Below is a block of records. Copy every line in it that contains the word "xlabel".

Supplied records –
☆ ☆ ☆ ☆ ☆ ☆ ☆

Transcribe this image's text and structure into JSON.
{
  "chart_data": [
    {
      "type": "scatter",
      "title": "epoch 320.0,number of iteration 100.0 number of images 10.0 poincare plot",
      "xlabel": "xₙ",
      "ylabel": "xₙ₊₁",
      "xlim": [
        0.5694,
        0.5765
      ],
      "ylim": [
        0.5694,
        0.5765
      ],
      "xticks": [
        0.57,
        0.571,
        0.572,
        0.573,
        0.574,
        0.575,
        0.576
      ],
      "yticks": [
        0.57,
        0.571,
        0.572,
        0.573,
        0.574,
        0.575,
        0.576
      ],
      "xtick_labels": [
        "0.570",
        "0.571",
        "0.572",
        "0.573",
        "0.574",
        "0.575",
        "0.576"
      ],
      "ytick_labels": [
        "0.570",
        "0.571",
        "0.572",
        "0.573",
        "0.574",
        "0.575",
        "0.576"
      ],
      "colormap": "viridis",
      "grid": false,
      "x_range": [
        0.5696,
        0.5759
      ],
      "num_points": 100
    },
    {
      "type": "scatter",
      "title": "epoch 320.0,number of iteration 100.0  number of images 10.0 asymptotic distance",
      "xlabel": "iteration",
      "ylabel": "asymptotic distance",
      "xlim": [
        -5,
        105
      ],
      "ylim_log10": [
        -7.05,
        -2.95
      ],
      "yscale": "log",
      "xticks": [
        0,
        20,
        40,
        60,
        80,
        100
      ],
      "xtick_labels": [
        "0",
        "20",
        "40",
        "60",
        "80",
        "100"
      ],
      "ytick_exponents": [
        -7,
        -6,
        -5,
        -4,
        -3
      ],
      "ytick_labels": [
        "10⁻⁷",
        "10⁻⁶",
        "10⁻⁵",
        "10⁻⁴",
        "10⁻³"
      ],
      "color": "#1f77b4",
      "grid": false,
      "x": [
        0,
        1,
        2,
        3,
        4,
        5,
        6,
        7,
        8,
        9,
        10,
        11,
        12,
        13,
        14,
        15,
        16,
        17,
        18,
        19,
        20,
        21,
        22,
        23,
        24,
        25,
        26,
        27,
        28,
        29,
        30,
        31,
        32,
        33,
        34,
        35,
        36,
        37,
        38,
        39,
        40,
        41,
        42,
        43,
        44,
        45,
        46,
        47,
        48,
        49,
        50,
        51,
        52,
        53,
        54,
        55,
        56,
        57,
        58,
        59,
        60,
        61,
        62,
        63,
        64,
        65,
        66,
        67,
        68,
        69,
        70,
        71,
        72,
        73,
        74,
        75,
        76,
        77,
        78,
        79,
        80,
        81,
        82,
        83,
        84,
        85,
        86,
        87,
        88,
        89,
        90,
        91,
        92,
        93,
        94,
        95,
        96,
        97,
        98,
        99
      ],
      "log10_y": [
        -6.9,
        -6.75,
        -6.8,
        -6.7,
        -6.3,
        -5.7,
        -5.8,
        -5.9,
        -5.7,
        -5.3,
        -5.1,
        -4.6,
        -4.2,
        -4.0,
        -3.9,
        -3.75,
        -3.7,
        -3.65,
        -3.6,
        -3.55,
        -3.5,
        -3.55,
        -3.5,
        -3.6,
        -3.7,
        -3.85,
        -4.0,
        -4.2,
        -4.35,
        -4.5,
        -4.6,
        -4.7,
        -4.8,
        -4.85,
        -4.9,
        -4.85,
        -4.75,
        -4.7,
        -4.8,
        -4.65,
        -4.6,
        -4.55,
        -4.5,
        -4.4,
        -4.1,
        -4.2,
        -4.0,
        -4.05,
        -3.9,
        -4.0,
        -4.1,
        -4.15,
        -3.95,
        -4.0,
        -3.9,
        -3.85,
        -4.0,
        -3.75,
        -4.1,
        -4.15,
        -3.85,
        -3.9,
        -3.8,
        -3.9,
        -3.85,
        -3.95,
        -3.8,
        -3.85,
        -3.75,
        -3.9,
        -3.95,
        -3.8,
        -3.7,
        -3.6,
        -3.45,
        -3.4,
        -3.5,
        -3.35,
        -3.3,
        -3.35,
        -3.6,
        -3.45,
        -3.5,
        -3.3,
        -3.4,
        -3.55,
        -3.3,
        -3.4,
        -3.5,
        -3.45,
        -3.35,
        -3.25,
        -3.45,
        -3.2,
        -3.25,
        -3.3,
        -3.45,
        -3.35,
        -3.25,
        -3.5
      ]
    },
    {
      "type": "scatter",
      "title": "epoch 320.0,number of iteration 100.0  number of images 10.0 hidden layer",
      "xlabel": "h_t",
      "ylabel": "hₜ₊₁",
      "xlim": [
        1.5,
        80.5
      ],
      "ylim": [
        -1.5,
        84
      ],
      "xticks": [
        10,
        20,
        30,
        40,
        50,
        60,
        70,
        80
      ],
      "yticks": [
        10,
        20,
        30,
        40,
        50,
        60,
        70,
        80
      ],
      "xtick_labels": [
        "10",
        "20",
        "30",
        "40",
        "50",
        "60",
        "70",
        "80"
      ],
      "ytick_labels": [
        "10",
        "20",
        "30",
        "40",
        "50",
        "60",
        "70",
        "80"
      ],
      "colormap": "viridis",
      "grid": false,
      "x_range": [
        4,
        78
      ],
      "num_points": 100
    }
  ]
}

☆ ☆ ☆ ☆ ☆ ☆ ☆

Response to this task –
      "xlabel": "xₙ",
      "xlabel": "iteration",
      "xlabel": "h_t",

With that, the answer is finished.